Dataset records
---------------

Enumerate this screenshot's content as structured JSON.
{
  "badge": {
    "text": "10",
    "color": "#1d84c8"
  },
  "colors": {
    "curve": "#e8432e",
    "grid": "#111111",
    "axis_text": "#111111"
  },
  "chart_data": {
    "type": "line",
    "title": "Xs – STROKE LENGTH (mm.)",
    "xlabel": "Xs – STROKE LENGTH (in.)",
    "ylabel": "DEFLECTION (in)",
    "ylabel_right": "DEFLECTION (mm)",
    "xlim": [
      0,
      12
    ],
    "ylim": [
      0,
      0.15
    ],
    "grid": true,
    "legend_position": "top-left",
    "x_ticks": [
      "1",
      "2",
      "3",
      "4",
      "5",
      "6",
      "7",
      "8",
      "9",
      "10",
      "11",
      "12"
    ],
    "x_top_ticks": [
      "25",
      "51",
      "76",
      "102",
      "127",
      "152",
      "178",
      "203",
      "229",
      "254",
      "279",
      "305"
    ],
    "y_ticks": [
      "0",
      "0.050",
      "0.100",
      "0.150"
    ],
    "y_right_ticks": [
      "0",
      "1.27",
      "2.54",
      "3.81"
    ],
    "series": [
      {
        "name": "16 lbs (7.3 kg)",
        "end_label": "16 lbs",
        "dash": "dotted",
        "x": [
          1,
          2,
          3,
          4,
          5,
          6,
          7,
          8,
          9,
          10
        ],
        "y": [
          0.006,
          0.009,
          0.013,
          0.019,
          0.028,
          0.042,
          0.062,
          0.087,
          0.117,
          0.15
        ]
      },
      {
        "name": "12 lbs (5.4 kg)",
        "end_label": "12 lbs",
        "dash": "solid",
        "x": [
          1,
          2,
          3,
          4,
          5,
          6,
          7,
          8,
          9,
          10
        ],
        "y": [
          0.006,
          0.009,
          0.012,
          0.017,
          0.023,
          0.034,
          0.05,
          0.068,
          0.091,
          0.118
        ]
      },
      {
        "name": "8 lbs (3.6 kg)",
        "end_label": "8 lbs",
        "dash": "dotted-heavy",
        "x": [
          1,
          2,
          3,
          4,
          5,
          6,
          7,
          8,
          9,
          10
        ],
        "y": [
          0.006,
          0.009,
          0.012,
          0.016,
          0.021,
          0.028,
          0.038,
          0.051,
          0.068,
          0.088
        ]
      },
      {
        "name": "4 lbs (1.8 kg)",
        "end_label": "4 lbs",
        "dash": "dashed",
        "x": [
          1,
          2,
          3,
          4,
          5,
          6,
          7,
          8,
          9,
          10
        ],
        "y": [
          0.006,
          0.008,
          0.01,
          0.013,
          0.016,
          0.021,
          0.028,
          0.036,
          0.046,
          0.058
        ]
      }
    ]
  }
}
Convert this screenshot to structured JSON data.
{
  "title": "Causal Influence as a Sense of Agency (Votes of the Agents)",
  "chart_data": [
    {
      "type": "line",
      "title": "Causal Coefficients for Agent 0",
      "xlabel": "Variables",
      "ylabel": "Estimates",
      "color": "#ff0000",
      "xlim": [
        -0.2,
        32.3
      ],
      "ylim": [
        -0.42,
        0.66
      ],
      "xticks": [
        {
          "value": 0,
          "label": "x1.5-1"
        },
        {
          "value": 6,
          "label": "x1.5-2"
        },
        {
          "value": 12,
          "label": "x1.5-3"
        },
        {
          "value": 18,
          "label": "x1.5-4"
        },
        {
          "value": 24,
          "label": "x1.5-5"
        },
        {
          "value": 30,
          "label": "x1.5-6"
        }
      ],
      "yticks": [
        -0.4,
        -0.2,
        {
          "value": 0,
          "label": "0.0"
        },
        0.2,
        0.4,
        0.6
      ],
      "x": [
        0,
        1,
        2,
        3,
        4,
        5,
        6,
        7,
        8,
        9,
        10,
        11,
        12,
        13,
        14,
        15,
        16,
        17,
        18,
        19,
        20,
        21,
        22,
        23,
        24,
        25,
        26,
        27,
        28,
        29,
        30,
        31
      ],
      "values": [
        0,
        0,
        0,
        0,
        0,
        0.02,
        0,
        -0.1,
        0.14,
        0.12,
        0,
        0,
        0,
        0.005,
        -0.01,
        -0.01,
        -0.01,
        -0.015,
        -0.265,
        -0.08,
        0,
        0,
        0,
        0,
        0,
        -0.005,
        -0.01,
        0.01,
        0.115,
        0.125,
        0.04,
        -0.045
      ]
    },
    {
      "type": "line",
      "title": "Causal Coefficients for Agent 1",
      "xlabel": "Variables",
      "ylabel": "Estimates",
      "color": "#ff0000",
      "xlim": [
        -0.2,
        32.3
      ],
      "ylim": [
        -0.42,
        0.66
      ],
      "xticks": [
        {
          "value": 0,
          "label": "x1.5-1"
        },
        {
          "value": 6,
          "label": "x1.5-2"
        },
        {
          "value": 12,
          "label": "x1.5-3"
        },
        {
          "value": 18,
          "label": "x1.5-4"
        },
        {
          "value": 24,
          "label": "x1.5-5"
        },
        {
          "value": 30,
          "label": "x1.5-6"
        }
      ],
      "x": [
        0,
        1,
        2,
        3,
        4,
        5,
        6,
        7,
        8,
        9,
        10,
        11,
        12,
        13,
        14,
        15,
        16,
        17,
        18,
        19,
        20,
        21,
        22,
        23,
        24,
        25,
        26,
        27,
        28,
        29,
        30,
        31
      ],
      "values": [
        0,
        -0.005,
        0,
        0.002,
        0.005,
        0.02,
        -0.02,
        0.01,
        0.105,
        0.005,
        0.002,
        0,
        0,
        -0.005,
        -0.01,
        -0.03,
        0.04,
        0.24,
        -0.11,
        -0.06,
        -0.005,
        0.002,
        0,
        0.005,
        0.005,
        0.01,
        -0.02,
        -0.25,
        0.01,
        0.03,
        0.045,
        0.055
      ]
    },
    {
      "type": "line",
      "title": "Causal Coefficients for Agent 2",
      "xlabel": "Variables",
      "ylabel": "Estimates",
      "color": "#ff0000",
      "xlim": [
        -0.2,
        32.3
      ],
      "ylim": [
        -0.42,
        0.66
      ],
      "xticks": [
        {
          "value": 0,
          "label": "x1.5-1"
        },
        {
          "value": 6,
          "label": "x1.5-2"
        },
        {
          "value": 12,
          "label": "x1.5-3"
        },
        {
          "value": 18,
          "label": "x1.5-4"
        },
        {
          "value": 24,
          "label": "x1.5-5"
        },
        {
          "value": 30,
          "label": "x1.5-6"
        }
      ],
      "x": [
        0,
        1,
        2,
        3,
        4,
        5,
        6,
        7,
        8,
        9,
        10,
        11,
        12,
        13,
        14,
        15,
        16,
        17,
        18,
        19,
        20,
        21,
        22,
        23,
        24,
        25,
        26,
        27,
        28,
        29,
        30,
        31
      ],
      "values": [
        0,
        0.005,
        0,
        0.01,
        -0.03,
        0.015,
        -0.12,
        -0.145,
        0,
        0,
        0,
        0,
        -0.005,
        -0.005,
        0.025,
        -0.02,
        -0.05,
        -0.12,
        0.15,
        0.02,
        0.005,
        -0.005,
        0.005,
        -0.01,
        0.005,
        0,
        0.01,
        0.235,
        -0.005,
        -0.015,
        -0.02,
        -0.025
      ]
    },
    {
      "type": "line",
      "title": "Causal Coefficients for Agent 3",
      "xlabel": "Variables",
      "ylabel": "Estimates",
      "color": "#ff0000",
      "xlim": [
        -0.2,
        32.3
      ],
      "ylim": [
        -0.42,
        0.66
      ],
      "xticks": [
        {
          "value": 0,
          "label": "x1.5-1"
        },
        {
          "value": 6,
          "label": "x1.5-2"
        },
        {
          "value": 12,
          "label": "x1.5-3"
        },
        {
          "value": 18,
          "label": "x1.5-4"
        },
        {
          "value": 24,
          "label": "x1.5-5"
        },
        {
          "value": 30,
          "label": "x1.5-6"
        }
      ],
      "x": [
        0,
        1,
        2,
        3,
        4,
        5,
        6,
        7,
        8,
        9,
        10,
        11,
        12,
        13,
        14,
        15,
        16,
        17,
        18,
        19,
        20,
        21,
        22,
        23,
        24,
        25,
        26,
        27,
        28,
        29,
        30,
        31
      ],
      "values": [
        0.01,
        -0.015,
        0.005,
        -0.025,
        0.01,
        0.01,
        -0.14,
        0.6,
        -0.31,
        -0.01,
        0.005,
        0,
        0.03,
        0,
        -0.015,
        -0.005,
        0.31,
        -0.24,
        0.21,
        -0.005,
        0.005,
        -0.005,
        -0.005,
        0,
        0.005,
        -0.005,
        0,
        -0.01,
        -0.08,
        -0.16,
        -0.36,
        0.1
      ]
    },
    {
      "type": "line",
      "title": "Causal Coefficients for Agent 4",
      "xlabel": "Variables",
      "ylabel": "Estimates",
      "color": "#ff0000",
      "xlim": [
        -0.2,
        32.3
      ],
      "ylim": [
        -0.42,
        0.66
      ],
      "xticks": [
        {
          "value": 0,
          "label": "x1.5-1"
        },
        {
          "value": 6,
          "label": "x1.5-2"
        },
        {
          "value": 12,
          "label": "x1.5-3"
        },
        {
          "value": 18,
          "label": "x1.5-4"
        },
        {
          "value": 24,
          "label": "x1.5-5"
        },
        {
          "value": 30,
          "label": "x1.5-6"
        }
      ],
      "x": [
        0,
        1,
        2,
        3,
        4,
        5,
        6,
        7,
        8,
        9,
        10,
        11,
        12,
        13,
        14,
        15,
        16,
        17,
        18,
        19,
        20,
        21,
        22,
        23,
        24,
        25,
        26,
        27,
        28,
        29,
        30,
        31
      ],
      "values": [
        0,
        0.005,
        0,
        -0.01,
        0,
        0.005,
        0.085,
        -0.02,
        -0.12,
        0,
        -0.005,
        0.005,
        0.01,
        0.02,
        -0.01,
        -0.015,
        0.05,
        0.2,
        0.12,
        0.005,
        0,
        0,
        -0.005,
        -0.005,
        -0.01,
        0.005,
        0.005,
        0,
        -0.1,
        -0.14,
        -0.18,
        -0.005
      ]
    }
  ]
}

---------------

Stated goal:
Give only the number of lines in the entries above that hold the string "this".

Complete response:
2